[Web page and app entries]
- Opening Delimiter -

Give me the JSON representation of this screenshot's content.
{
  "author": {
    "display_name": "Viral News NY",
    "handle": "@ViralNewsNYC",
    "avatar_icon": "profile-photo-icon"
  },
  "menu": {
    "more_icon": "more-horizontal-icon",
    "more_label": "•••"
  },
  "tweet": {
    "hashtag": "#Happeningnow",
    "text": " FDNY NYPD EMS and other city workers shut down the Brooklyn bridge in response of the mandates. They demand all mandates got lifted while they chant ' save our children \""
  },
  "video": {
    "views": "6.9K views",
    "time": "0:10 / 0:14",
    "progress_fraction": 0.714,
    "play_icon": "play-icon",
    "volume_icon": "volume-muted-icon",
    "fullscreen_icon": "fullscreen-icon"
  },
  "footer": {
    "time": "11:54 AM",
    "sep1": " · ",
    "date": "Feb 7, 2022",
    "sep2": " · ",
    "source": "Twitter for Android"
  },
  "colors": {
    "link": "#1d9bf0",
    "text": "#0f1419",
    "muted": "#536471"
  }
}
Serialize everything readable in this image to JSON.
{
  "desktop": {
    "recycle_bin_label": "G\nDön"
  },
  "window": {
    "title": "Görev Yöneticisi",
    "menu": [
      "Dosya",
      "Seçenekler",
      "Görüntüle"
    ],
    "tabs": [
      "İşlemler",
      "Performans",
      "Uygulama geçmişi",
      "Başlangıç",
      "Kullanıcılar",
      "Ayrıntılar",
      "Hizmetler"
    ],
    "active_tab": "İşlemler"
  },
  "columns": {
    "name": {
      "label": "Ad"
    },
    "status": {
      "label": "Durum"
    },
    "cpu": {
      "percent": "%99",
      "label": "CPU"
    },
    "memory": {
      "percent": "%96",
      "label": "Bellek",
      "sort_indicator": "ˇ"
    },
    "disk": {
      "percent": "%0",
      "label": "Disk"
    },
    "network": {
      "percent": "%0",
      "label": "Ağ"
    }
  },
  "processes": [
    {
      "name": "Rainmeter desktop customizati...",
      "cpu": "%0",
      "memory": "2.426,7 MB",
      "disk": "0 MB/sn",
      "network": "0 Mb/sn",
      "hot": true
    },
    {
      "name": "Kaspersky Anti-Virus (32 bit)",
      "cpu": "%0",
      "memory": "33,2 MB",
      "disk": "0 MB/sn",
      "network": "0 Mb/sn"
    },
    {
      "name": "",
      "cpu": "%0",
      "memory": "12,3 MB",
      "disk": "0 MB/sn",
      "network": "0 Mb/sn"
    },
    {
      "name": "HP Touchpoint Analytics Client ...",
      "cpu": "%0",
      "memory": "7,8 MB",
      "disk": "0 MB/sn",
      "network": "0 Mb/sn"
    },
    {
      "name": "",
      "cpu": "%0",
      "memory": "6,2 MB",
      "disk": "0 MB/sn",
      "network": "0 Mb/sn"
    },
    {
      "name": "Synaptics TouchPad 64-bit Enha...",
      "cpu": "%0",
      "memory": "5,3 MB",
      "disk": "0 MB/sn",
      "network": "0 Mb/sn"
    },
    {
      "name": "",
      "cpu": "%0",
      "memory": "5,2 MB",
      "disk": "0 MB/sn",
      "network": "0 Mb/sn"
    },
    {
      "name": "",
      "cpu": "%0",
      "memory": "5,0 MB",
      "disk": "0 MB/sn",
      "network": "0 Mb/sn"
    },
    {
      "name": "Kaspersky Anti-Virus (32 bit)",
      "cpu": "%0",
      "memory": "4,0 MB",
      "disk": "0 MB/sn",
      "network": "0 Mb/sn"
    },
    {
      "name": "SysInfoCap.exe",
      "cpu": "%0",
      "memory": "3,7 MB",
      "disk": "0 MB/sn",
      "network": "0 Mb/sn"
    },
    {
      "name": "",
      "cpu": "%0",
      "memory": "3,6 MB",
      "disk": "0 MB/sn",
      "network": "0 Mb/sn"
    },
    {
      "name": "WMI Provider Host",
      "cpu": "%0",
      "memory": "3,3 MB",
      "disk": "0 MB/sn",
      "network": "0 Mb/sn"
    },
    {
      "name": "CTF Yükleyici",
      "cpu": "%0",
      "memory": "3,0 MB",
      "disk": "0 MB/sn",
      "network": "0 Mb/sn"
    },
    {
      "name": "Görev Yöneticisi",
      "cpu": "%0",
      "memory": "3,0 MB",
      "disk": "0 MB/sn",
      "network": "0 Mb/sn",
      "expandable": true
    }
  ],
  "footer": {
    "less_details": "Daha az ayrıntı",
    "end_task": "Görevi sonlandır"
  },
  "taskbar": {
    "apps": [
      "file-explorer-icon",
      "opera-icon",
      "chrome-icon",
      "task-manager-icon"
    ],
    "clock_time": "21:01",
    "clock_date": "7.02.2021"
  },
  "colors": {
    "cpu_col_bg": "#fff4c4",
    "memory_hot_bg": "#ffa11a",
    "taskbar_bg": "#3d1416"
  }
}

- Closing Delimiter -

- _WORK REQUIRED_
What is needed is an exact restatement of every record above.

- _ANSWER TO THIS PROBLEM_
Give me the JSON representation of this screenshot's content.
{
  "author": {
    "display_name": "Viral News NY",
    "handle": "@ViralNewsNYC",
    "avatar_icon": "profile-photo-icon"
  },
  "menu": {
    "more_icon": "more-horizontal-icon",
    "more_label": "•••"
  },
  "tweet": {
    "hashtag": "#Happeningnow",
    "text": " FDNY NYPD EMS and other city workers shut down the Brooklyn bridge in response of the mandates. They demand all mandates got lifted while they chant ' save our children \""
  },
  "video": {
    "views": "6.9K views",
    "time": "0:10 / 0:14",
    "progress_fraction": 0.714,
    "play_icon": "play-icon",
    "volume_icon": "volume-muted-icon",
    "fullscreen_icon": "fullscreen-icon"
  },
  "footer": {
    "time": "11:54 AM",
    "sep1": " · ",
    "date": "Feb 7, 2022",
    "sep2": " · ",
    "source": "Twitter for Android"
  },
  "colors": {
    "link": "#1d9bf0",
    "text": "#0f1419",
    "muted": "#536471"
  }
}
Serialize everything readable in this image to JSON.
{
  "desktop": {
    "recycle_bin_label": "G\nDön"
  },
  "window": {
    "title": "Görev Yöneticisi",
    "menu": [
      "Dosya",
      "Seçenekler",
      "Görüntüle"
    ],
    "tabs": [
      "İşlemler",
      "Performans",
      "Uygulama geçmişi",
      "Başlangıç",
      "Kullanıcılar",
      "Ayrıntılar",
      "Hizmetler"
    ],
    "active_tab": "İşlemler"
  },
  "columns": {
    "name": {
      "label": "Ad"
    },
    "status": {
      "label": "Durum"
    },
    "cpu": {
      "percent": "%99",
      "label": "CPU"
    },
    "memory": {
      "percent": "%96",
      "label": "Bellek",
      "sort_indicator": "ˇ"
    },
    "disk": {
      "percent": "%0",
      "label": "Disk"
    },
    "network": {
      "percent": "%0",
      "label": "Ağ"
    }
  },
  "processes": [
    {
      "name": "Rainmeter desktop customizati...",
      "cpu": "%0",
      "memory": "2.426,7 MB",
      "disk": "0 MB/sn",
      "network": "0 Mb/sn",
      "hot": true
    },
    {
      "name": "Kaspersky Anti-Virus (32 bit)",
      "cpu": "%0",
      "memory": "33,2 MB",
      "disk": "0 MB/sn",
      "network": "0 Mb/sn"
    },
    {
      "name": "",
      "cpu": "%0",
      "memory": "12,3 MB",
      "disk": "0 MB/sn",
      "network": "0 Mb/sn"
    },
    {
      "name": "HP Touchpoint Analytics Client ...",
      "cpu": "%0",
      "memory": "7,8 MB",
      "disk": "0 MB/sn",
      "network": "0 Mb/sn"
    },
    {
      "name": "",
      "cpu": "%0",
      "memory": "6,2 MB",
      "disk": "0 MB/sn",
      "network": "0 Mb/sn"
    },
    {
      "name": "Synaptics TouchPad 64-bit Enha...",
      "cpu": "%0",
      "memory": "5,3 MB",
      "disk": "0 MB/sn",
      "network": "0 Mb/sn"
    },
    {
      "name": "",
      "cpu": "%0",
      "memory": "5,2 MB",
      "disk": "0 MB/sn",
      "network": "0 Mb/sn"
    },
    {
      "name": "",
      "cpu": "%0",
      "memory": "5,0 MB",
      "disk": "0 MB/sn",
      "network": "0 Mb/sn"
    },
    {
      "name": "Kaspersky Anti-Virus (32 bit)",
      "cpu": "%0",
      "memory": "4,0 MB",
      "disk": "0 MB/sn",
      "network": "0 Mb/sn"
    },
    {
      "name": "SysInfoCap.exe",
      "cpu": "%0",
      "memory": "3,7 MB",
      "disk": "0 MB/sn",
      "network": "0 Mb/sn"
    },
    {
      "name": "",
      "cpu": "%0",
      "memory": "3,6 MB",
      "disk": "0 MB/sn",
      "network": "0 Mb/sn"
    },
    {
      "name": "WMI Provider Host",
      "cpu": "%0",
      "memory": "3,3 MB",
      "disk": "0 MB/sn",
      "network": "0 Mb/sn"
    },
    {
      "name": "CTF Yükleyici",
      "cpu": "%0",
      "memory": "3,0 MB",
      "disk": "0 MB/sn",
      "network": "0 Mb/sn"
    },
    {
      "name": "Görev Yöneticisi",
      "cpu": "%0",
      "memory": "3,0 MB",
      "disk": "0 MB/sn",
      "network": "0 Mb/sn",
      "expandable": true
    }
  ],
  "footer": {
    "less_details": "Daha az ayrıntı",
    "end_task": "Görevi sonlandır"
  },
  "taskbar": {
    "apps": [
      "file-explorer-icon",
      "opera-icon",
      "chrome-icon",
      "task-manager-icon"
    ],
    "clock_time": "21:01",
    "clock_date": "7.02.2021"
  },
  "colors": {
    "cpu_col_bg": "#fff4c4",
    "memory_hot_bg": "#ffa11a",
    "taskbar_bg": "#3d1416"
  }
}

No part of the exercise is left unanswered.